# EXERCISE
Keep only the lines of the listing that include the word "title", and copy them.
BEGIN
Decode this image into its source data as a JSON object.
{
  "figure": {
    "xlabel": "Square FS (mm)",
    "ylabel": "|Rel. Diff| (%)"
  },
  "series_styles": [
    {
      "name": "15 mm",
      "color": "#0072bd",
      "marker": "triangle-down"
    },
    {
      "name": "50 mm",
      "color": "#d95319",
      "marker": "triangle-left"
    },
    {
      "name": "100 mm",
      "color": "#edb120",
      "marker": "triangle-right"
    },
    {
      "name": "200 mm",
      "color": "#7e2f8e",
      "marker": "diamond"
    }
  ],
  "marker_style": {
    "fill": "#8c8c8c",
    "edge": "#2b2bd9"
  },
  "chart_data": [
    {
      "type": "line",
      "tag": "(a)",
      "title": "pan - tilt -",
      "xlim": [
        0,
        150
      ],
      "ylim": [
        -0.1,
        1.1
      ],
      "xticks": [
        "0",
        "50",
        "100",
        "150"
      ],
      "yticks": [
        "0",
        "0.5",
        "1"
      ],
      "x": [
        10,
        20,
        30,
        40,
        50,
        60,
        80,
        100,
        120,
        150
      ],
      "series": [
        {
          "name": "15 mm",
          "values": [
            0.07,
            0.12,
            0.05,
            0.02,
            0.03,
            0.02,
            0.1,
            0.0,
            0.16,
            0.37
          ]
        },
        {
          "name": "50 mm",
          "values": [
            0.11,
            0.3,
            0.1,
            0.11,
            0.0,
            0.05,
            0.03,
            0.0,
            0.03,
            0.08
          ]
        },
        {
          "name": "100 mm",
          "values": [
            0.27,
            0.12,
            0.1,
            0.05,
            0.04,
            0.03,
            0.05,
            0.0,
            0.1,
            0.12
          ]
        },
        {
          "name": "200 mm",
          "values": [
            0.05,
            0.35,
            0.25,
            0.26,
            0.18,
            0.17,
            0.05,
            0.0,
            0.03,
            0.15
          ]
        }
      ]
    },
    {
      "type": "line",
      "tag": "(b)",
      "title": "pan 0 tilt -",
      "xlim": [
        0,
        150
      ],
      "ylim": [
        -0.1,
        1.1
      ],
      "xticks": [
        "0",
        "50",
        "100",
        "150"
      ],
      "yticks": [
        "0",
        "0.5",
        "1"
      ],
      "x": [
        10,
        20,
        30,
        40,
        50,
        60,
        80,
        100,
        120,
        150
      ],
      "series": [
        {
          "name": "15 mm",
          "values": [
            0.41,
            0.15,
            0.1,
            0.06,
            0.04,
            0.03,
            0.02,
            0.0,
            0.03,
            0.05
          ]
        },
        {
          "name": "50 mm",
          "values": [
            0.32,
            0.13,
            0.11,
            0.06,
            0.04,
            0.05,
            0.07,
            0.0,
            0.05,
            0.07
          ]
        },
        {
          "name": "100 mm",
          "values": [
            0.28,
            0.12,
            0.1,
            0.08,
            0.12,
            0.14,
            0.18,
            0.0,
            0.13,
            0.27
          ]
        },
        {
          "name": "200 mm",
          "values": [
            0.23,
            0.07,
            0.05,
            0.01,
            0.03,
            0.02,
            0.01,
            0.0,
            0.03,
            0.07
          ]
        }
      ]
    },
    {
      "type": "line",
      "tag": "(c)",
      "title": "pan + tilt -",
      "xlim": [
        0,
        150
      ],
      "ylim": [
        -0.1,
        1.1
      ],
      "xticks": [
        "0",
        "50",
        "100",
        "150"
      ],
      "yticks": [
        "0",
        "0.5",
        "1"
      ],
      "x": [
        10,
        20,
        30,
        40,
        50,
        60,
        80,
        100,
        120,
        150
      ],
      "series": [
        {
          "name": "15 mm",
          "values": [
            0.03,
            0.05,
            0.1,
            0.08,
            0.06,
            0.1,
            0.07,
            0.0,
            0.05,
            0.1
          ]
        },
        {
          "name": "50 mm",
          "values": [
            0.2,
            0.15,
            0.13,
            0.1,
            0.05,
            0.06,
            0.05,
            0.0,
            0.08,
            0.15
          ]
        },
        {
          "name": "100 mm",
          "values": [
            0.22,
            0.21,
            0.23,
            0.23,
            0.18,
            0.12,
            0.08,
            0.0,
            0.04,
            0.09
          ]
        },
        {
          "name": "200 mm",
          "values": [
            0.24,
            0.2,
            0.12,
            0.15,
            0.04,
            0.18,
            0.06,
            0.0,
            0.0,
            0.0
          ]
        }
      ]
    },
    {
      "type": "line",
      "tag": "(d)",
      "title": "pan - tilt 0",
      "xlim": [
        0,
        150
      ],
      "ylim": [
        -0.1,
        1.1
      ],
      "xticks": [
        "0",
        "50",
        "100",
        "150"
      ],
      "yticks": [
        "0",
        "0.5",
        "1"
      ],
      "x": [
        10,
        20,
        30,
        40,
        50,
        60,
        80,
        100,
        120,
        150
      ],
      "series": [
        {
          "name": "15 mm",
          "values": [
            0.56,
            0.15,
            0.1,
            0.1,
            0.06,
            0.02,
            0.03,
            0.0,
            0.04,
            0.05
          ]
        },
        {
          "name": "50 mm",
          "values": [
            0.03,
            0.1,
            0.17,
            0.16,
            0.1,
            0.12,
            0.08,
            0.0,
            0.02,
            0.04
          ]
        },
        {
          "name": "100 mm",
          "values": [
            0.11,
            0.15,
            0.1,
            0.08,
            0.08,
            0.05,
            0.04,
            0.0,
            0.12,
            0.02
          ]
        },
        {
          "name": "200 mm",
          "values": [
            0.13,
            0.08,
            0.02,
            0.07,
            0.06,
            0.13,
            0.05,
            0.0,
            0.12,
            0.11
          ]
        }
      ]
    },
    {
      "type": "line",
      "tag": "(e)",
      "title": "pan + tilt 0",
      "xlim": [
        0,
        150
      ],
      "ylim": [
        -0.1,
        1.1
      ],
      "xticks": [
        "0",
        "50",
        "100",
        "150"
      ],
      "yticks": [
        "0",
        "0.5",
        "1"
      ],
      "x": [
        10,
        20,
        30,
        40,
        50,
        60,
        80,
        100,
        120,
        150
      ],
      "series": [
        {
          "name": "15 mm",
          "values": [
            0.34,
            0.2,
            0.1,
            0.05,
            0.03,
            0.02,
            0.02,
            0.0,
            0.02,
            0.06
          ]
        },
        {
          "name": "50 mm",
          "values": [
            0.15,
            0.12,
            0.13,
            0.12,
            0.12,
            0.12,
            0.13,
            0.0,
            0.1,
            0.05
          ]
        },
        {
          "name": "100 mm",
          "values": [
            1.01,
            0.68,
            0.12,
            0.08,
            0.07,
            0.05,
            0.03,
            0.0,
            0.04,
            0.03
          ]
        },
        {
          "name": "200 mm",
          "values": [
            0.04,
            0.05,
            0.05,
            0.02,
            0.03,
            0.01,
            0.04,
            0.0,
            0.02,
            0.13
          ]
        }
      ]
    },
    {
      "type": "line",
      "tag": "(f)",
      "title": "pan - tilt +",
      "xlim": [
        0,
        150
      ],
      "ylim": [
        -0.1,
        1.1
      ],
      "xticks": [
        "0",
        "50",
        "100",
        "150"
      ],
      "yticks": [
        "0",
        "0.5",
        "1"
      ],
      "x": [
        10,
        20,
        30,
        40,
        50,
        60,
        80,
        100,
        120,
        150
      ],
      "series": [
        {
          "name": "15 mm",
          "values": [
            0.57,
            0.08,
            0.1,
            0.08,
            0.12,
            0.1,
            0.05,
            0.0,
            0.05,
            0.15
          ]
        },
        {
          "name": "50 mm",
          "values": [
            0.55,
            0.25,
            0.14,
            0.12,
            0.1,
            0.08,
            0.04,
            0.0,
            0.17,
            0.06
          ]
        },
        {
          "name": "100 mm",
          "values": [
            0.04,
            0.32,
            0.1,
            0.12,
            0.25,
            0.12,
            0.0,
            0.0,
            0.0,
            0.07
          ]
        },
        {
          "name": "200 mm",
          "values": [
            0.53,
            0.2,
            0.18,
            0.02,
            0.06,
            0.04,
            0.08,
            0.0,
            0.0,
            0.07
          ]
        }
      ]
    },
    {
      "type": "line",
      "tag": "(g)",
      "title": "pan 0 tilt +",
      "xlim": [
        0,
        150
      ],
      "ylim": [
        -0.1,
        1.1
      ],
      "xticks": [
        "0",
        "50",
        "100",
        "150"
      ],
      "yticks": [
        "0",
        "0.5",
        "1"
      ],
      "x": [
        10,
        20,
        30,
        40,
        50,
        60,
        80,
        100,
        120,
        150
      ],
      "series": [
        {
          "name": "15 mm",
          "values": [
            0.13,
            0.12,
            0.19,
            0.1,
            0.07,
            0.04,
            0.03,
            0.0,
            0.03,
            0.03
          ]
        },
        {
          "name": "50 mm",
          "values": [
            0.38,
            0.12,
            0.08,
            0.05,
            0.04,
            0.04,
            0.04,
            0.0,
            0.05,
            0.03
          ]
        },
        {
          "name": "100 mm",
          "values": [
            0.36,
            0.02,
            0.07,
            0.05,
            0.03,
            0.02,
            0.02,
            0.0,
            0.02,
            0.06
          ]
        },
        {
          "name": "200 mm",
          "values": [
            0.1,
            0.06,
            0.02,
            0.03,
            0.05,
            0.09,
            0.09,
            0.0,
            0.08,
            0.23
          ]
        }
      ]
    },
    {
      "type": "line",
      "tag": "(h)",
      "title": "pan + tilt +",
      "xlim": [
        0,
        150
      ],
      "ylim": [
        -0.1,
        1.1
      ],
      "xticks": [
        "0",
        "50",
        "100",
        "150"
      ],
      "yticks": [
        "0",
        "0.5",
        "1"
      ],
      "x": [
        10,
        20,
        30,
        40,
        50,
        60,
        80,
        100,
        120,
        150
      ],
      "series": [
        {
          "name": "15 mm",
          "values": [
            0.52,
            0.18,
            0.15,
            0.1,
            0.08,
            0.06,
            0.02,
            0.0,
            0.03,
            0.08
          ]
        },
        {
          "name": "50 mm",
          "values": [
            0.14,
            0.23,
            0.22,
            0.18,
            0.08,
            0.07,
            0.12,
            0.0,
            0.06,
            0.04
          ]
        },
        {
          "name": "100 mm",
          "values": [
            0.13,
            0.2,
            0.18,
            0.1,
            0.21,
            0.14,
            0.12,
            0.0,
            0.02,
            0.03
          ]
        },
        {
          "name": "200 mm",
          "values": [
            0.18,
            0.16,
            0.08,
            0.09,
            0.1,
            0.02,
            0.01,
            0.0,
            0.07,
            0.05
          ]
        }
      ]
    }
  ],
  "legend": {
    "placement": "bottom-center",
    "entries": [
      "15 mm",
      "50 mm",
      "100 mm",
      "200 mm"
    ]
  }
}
END
# FINISHED TASK
      "title": "pan - tilt -",
      "title": "pan 0 tilt -",
      "title": "pan + tilt -",
      "title": "pan - tilt 0",
      "title": "pan + tilt 0",
      "title": "pan - tilt +",
      "title": "pan 0 tilt +",
      "title": "pan + tilt +",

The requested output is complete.